Write out all of the entries exactly as given.

Source data

______

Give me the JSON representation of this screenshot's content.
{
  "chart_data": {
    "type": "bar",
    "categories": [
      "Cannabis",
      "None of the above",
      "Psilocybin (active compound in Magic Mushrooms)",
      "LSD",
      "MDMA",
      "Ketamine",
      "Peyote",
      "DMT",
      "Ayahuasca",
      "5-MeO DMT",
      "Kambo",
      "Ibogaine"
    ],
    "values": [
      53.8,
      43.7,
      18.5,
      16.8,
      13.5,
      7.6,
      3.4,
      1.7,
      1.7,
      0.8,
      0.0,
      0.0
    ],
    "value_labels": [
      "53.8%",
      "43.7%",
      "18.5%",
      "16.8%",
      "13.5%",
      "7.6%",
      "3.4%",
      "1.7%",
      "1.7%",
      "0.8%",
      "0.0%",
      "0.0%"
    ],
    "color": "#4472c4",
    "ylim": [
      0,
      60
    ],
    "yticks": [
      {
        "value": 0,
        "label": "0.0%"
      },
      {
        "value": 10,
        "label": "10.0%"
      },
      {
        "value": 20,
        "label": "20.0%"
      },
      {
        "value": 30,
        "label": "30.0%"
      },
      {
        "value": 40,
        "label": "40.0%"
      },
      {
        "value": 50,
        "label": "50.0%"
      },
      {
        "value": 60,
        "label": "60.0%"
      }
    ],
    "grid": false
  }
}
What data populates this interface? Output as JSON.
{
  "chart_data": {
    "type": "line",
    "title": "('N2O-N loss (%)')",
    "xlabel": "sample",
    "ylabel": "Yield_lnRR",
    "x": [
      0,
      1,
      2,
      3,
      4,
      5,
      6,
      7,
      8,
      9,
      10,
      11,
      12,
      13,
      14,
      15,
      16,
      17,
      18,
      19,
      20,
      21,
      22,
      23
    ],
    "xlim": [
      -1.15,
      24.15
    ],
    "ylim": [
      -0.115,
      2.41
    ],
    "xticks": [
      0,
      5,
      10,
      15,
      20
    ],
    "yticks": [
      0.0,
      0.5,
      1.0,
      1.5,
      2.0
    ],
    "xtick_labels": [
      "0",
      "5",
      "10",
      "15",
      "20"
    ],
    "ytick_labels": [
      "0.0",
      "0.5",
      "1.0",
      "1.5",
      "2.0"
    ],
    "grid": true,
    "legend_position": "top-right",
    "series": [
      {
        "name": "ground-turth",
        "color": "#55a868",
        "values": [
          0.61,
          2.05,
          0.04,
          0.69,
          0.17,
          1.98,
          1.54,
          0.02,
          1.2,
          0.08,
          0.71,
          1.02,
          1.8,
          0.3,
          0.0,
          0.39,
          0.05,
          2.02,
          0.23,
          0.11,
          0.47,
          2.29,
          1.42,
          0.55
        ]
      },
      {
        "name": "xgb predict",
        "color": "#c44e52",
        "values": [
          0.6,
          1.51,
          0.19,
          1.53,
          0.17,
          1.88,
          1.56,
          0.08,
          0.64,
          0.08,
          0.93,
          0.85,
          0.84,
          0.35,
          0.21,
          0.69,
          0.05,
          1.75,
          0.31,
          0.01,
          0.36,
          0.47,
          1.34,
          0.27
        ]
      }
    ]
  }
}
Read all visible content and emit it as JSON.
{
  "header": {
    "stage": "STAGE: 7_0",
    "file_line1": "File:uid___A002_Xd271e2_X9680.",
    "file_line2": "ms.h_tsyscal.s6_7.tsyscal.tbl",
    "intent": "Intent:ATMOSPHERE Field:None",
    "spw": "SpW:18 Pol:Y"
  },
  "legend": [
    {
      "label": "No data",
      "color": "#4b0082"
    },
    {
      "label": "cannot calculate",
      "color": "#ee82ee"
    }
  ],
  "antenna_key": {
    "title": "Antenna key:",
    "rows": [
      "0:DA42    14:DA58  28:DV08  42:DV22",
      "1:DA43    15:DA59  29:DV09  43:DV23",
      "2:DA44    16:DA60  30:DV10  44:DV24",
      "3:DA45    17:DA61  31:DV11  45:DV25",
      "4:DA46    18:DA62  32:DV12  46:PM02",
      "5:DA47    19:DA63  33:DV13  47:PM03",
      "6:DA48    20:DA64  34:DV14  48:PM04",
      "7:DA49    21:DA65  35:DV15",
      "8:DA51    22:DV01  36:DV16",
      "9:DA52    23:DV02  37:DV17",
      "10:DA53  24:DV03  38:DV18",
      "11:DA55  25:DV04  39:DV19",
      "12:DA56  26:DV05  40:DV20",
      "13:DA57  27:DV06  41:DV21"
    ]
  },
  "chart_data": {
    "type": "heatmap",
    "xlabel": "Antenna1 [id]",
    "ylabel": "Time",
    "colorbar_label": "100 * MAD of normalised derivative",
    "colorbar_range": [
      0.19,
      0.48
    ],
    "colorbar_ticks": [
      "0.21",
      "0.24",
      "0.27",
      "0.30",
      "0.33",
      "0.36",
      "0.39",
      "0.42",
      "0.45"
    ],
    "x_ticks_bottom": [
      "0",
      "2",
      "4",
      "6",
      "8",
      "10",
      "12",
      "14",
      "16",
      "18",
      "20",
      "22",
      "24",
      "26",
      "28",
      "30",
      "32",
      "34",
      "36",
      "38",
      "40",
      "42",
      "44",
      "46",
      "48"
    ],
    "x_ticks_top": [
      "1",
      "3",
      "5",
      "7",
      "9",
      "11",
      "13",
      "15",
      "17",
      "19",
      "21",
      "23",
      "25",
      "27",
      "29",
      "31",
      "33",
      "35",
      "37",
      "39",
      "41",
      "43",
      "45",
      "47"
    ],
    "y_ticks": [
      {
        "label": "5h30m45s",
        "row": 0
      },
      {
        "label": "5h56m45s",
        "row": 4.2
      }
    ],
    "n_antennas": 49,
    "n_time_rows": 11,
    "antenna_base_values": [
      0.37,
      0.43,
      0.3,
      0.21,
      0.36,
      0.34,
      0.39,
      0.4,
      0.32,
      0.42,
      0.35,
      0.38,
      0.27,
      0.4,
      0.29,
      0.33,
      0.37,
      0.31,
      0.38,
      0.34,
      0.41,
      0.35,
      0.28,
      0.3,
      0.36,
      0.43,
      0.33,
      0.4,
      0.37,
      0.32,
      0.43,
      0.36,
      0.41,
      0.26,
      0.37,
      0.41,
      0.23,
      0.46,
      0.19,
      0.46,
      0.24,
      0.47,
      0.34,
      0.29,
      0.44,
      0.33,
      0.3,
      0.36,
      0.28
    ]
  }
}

______

▶ _WRITTEN ANSWER_:
Give me the JSON representation of this screenshot's content.
{
  "chart_data": {
    "type": "bar",
    "categories": [
      "Cannabis",
      "None of the above",
      "Psilocybin (active compound in Magic Mushrooms)",
      "LSD",
      "MDMA",
      "Ketamine",
      "Peyote",
      "DMT",
      "Ayahuasca",
      "5-MeO DMT",
      "Kambo",
      "Ibogaine"
    ],
    "values": [
      53.8,
      43.7,
      18.5,
      16.8,
      13.5,
      7.6,
      3.4,
      1.7,
      1.7,
      0.8,
      0.0,
      0.0
    ],
    "value_labels": [
      "53.8%",
      "43.7%",
      "18.5%",
      "16.8%",
      "13.5%",
      "7.6%",
      "3.4%",
      "1.7%",
      "1.7%",
      "0.8%",
      "0.0%",
      "0.0%"
    ],
    "color": "#4472c4",
    "ylim": [
      0,
      60
    ],
    "yticks": [
      {
        "value": 0,
        "label": "0.0%"
      },
      {
        "value": 10,
        "label": "10.0%"
      },
      {
        "value": 20,
        "label": "20.0%"
      },
      {
        "value": 30,
        "label": "30.0%"
      },
      {
        "value": 40,
        "label": "40.0%"
      },
      {
        "value": 50,
        "label": "50.0%"
      },
      {
        "value": 60,
        "label": "60.0%"
      }
    ],
    "grid": false
  }
}
What data populates this interface? Output as JSON.
{
  "chart_data": {
    "type": "line",
    "title": "('N2O-N loss (%)')",
    "xlabel": "sample",
    "ylabel": "Yield_lnRR",
    "x": [
      0,
      1,
      2,
      3,
      4,
      5,
      6,
      7,
      8,
      9,
      10,
      11,
      12,
      13,
      14,
      15,
      16,
      17,
      18,
      19,
      20,
      21,
      22,
      23
    ],
    "xlim": [
      -1.15,
      24.15
    ],
    "ylim": [
      -0.115,
      2.41
    ],
    "xticks": [
      0,
      5,
      10,
      15,
      20
    ],
    "yticks": [
      0.0,
      0.5,
      1.0,
      1.5,
      2.0
    ],
    "xtick_labels": [
      "0",
      "5",
      "10",
      "15",
      "20"
    ],
    "ytick_labels": [
      "0.0",
      "0.5",
      "1.0",
      "1.5",
      "2.0"
    ],
    "grid": true,
    "legend_position": "top-right",
    "series": [
      {
        "name": "ground-turth",
        "color": "#55a868",
        "values": [
          0.61,
          2.05,
          0.04,
          0.69,
          0.17,
          1.98,
          1.54,
          0.02,
          1.2,
          0.08,
          0.71,
          1.02,
          1.8,
          0.3,
          0.0,
          0.39,
          0.05,
          2.02,
          0.23,
          0.11,
          0.47,
          2.29,
          1.42,
          0.55
        ]
      },
      {
        "name": "xgb predict",
        "color": "#c44e52",
        "values": [
          0.6,
          1.51,
          0.19,
          1.53,
          0.17,
          1.88,
          1.56,
          0.08,
          0.64,
          0.08,
          0.93,
          0.85,
          0.84,
          0.35,
          0.21,
          0.69,
          0.05,
          1.75,
          0.31,
          0.01,
          0.36,
          0.47,
          1.34,
          0.27
        ]
      }
    ]
  }
}
Read all visible content and emit it as JSON.
{
  "header": {
    "stage": "STAGE: 7_0",
    "file_line1": "File:uid___A002_Xd271e2_X9680.",
    "file_line2": "ms.h_tsyscal.s6_7.tsyscal.tbl",
    "intent": "Intent:ATMOSPHERE Field:None",
    "spw": "SpW:18 Pol:Y"
  },
  "legend": [
    {
      "label": "No data",
      "color": "#4b0082"
    },
    {
      "label": "cannot calculate",
      "color": "#ee82ee"
    }
  ],
  "antenna_key": {
    "title": "Antenna key:",
    "rows": [
      "0:DA42    14:DA58  28:DV08  42:DV22",
      "1:DA43    15:DA59  29:DV09  43:DV23",
      "2:DA44    16:DA60  30:DV10  44:DV24",
      "3:DA45    17:DA61  31:DV11  45:DV25",
      "4:DA46    18:DA62  32:DV12  46:PM02",
      "5:DA47    19:DA63  33:DV13  47:PM03",
      "6:DA48    20:DA64  34:DV14  48:PM04",
      "7:DA49    21:DA65  35:DV15",
      "8:DA51    22:DV01  36:DV16",
      "9:DA52    23:DV02  37:DV17",
      "10:DA53  24:DV03  38:DV18",
      "11:DA55  25:DV04  39:DV19",
      "12:DA56  26:DV05  40:DV20",
      "13:DA57  27:DV06  41:DV21"
    ]
  },
  "chart_data": {
    "type": "heatmap",
    "xlabel": "Antenna1 [id]",
    "ylabel": "Time",
    "colorbar_label": "100 * MAD of normalised derivative",
    "colorbar_range": [
      0.19,
      0.48
    ],
    "colorbar_ticks": [
      "0.21",
      "0.24",
      "0.27",
      "0.30",
      "0.33",
      "0.36",
      "0.39",
      "0.42",
      "0.45"
    ],
    "x_ticks_bottom": [
      "0",
      "2",
      "4",
      "6",
      "8",
      "10",
      "12",
      "14",
      "16",
      "18",
      "20",
      "22",
      "24",
      "26",
      "28",
      "30",
      "32",
      "34",
      "36",
      "38",
      "40",
      "42",
      "44",
      "46",
      "48"
    ],
    "x_ticks_top": [
      "1",
      "3",
      "5",
      "7",
      "9",
      "11",
      "13",
      "15",
      "17",
      "19",
      "21",
      "23",
      "25",
      "27",
      "29",
      "31",
      "33",
      "35",
      "37",
      "39",
      "41",
      "43",
      "45",
      "47"
    ],
    "y_ticks": [
      {
        "label": "5h30m45s",
        "row": 0
      },
      {
        "label": "5h56m45s",
        "row": 4.2
      }
    ],
    "n_antennas": 49,
    "n_time_rows": 11,
    "antenna_base_values": [
      0.37,
      0.43,
      0.3,
      0.21,
      0.36,
      0.34,
      0.39,
      0.4,
      0.32,
      0.42,
      0.35,
      0.38,
      0.27,
      0.4,
      0.29,
      0.33,
      0.37,
      0.31,
      0.38,
      0.34,
      0.41,
      0.35,
      0.28,
      0.3,
      0.36,
      0.43,
      0.33,
      0.4,
      0.37,
      0.32,
      0.43,
      0.36,
      0.41,
      0.26,
      0.37,
      0.41,
      0.23,
      0.46,
      0.19,
      0.46,
      0.24,
      0.47,
      0.34,
      0.29,
      0.44,
      0.33,
      0.3,
      0.36,
      0.28
    ]
  }
}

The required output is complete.